__Problem requirements__
Go through the data and copy every line exactly, but not the images.

__Dataset__

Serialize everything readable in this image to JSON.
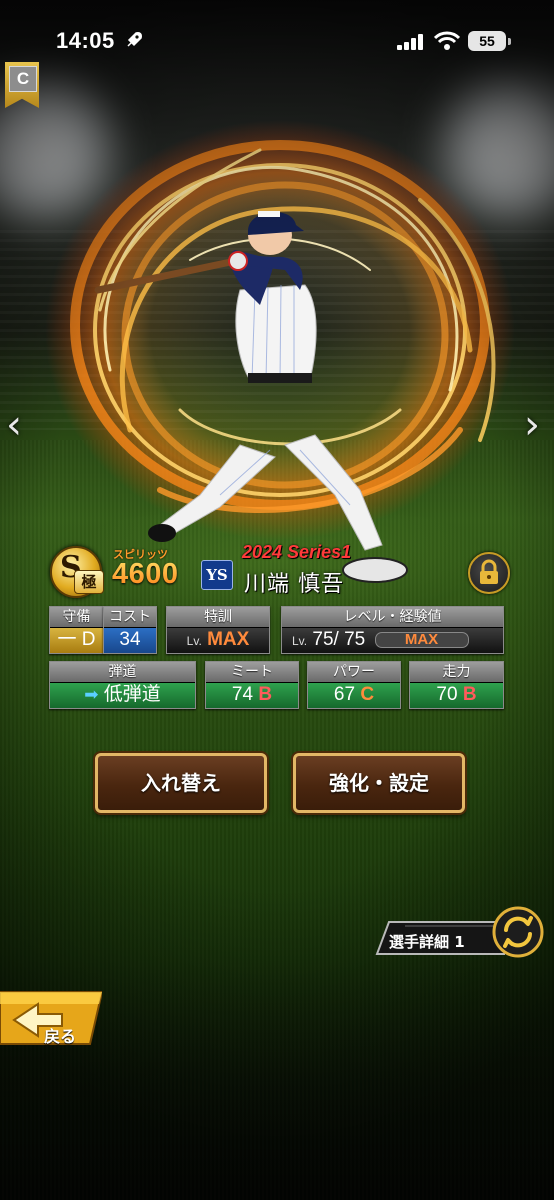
{
  "status_bar": {
    "time": "14:05",
    "battery": "55",
    "icons": [
      "rocket-icon",
      "signal-icon",
      "wifi-icon",
      "battery-icon"
    ]
  },
  "rank_badge": "C",
  "header": {
    "spirits_label": "スピリッツ",
    "spirits_value": "4600",
    "team_logo": "YS",
    "series": "2024 Series1",
    "player_name": "川端 慎吾"
  },
  "stats": {
    "position": {
      "label": "守備",
      "value": "一 D"
    },
    "cost": {
      "label": "コスト",
      "value": "34"
    },
    "training": {
      "label": "特訓",
      "lv": "Lv.",
      "value": "MAX"
    },
    "level": {
      "label": "レベル・経験値",
      "lv": "Lv.",
      "current": "75",
      "max": "/ 75",
      "exp": "MAX"
    },
    "trajectory": {
      "label": "弾道",
      "value": "低弾道"
    },
    "meet": {
      "label": "ミート",
      "value": "74",
      "grade": "B"
    },
    "power": {
      "label": "パワー",
      "value": "67",
      "grade": "C"
    },
    "speed": {
      "label": "走力",
      "value": "70",
      "grade": "B"
    }
  },
  "buttons": {
    "replace": "入れ替え",
    "enhance": "強化・設定"
  },
  "detail_toggle": "選手詳細 1",
  "back": "戻る",
  "colors": {
    "accent_gold": "#e2b766",
    "spirits_orange": "#ff9a2a",
    "series_red": "#ff3a3a",
    "grade_b": "#ff5b5b",
    "grade_c": "#ff8c3c"
  }
}
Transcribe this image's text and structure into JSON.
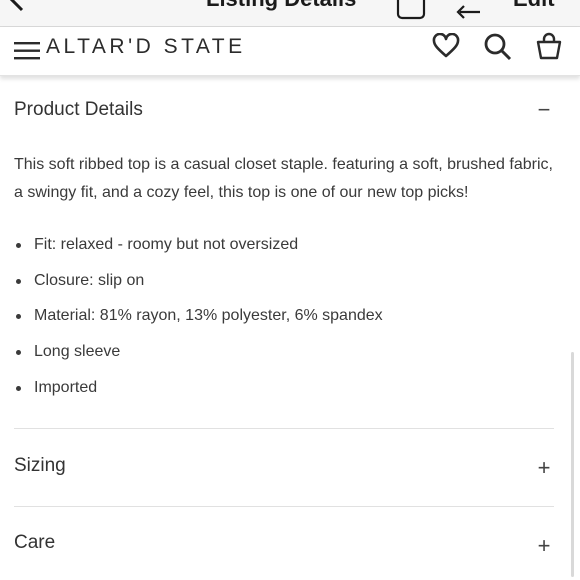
{
  "nav": {
    "title": "Listing Details",
    "edit_label": "Edit"
  },
  "store": {
    "brand": "ALTAR'D STATE"
  },
  "product_details": {
    "title": "Product Details",
    "toggle": "−",
    "description": "This soft ribbed top is a casual closet staple. featuring a soft, brushed fabric, a swingy fit, and a cozy feel, this top is one of our new top picks!",
    "bullets": [
      "Fit: relaxed - roomy but not oversized",
      "Closure: slip on",
      "Material: 81% rayon, 13% polyester, 6% spandex",
      "Long sleeve",
      "Imported"
    ]
  },
  "sizing": {
    "title": "Sizing",
    "toggle": "+"
  },
  "care": {
    "title": "Care",
    "toggle": "+"
  }
}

__Task response__
Serialize everything readable in this image to JSON.
{
  "status_bar": {
    "time": "14:05",
    "battery": "55",
    "icons": [
      "rocket-icon",
      "signal-icon",
      "wifi-icon",
      "battery-icon"
    ]
  },
  "rank_badge": "C",
  "header": {
    "spirits_label": "スピリッツ",
    "spirits_value": "4600",
    "team_logo": "YS",
    "series": "2024 Series1",
    "player_name": "川端 慎吾"
  },
  "stats": {
    "position": {
      "label": "守備",
      "value": "一 D"
    },
    "cost": {
      "label": "コスト",
      "value": "34"
    },
    "training": {
      "label": "特訓",
      "lv": "Lv.",
      "value": "MAX"
    },
    "level": {
      "label": "レベル・経験値",
      "lv": "Lv.",
      "current": "75",
      "max": "/ 75",
      "exp": "MAX"
    },
    "trajectory": {
      "label": "弾道",
      "value": "低弾道"
    },
    "meet": {
      "label": "ミート",
      "value": "74",
      "grade": "B"
    },
    "power": {
      "label": "パワー",
      "value": "67",
      "grade": "C"
    },
    "speed": {
      "label": "走力",
      "value": "70",
      "grade": "B"
    }
  },
  "buttons": {
    "replace": "入れ替え",
    "enhance": "強化・設定"
  },
  "detail_toggle": "選手詳細 1",
  "back": "戻る",
  "colors": {
    "accent_gold": "#e2b766",
    "spirits_orange": "#ff9a2a",
    "series_red": "#ff3a3a",
    "grade_b": "#ff5b5b",
    "grade_c": "#ff8c3c"
  }
}
Transcribe this image's text and structure into JSON.
{
  "nav": {
    "title": "Listing Details",
    "edit_label": "Edit"
  },
  "store": {
    "brand": "ALTAR'D STATE"
  },
  "product_details": {
    "title": "Product Details",
    "toggle": "−",
    "description": "This soft ribbed top is a casual closet staple. featuring a soft, brushed fabric, a swingy fit, and a cozy feel, this top is one of our new top picks!",
    "bullets": [
      "Fit: relaxed - roomy but not oversized",
      "Closure: slip on",
      "Material: 81% rayon, 13% polyester, 6% spandex",
      "Long sleeve",
      "Imported"
    ]
  },
  "sizing": {
    "title": "Sizing",
    "toggle": "+"
  },
  "care": {
    "title": "Care",
    "toggle": "+"
  }
}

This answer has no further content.